▸ **Recorded data**:
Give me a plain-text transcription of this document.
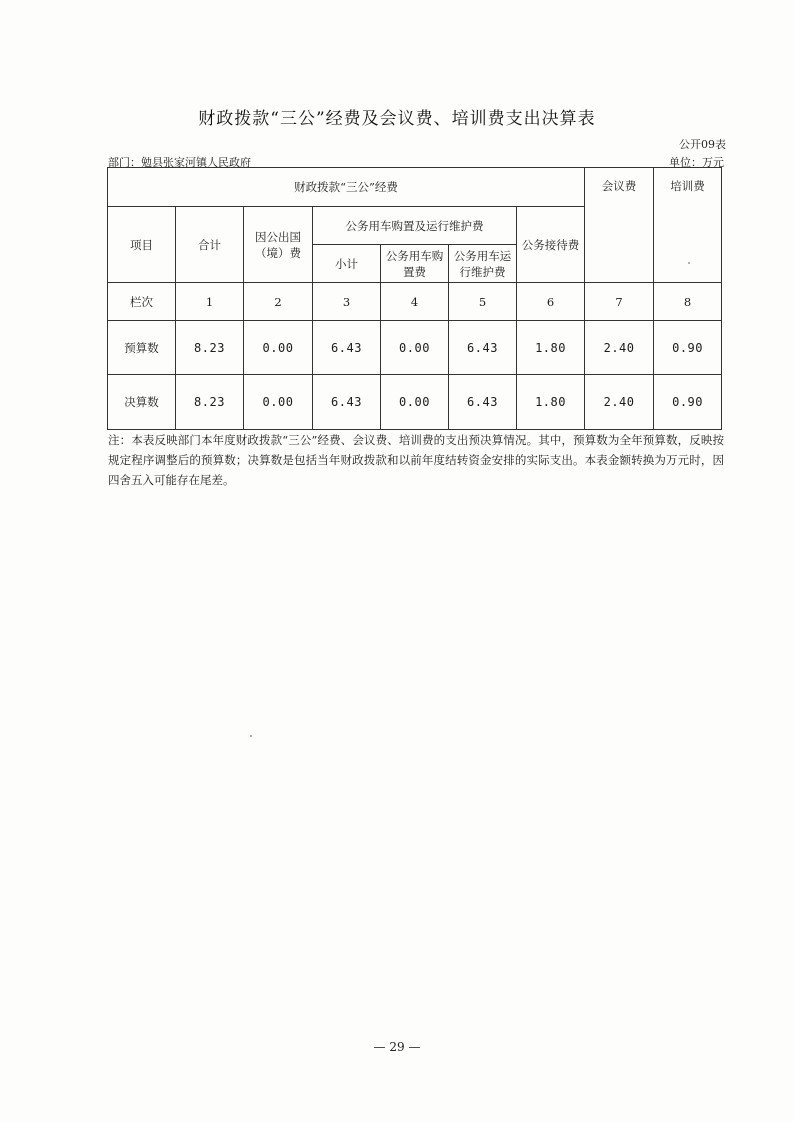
财政拨款“三公”经费及会议费、培训费支出决算表
公开09表
部门：勉县张家河镇人民政府	单位：万元
财政拨款“三公”经费							会议费	培训费
项目	合计	因公出国（境）费	公务用车购置及运行维护费			公务接待费		
			小计	公务用车购置费	公务用车运行维护费			
栏次	1	2	3	4	5	6	7	8
预算数	8.23	0.00	6.43	0.00	6.43	1.80	2.40	0.90
决算数	8.23	0.00	6.43	0.00	6.43	1.80	2.40	0.90
注：本表反映部门本年度财政拨款“三公”经费、会议费、培训费的支出预决算情况。其中，预算数为全年预算数，反映按规定程序调整后的预算数；决算数是包括当年财政拨款和以前年度结转资金安排的实际支出。本表金额转换为万元时，因四舍五入可能存在尾差。
— 29 —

▸ **What the task requires**:
In the copy, include all records verbatim but no images.

▸ **Answer to the problem**:
Give me a plain-text transcription of this document.
财政拨款“三公”经费及会议费、培训费支出决算表
公开09表
部门：勉县张家河镇人民政府	单位：万元
财政拨款“三公”经费							会议费	培训费
项目	合计	因公出国（境）费	公务用车购置及运行维护费			公务接待费		
			小计	公务用车购置费	公务用车运行维护费			
栏次	1	2	3	4	5	6	7	8
预算数	8.23	0.00	6.43	0.00	6.43	1.80	2.40	0.90
决算数	8.23	0.00	6.43	0.00	6.43	1.80	2.40	0.90
注：本表反映部门本年度财政拨款“三公”经费、会议费、培训费的支出预决算情况。其中，预算数为全年预算数，反映按规定程序调整后的预算数；决算数是包括当年财政拨款和以前年度结转资金安排的实际支出。本表金额转换为万元时，因四舍五入可能存在尾差。
— 29 —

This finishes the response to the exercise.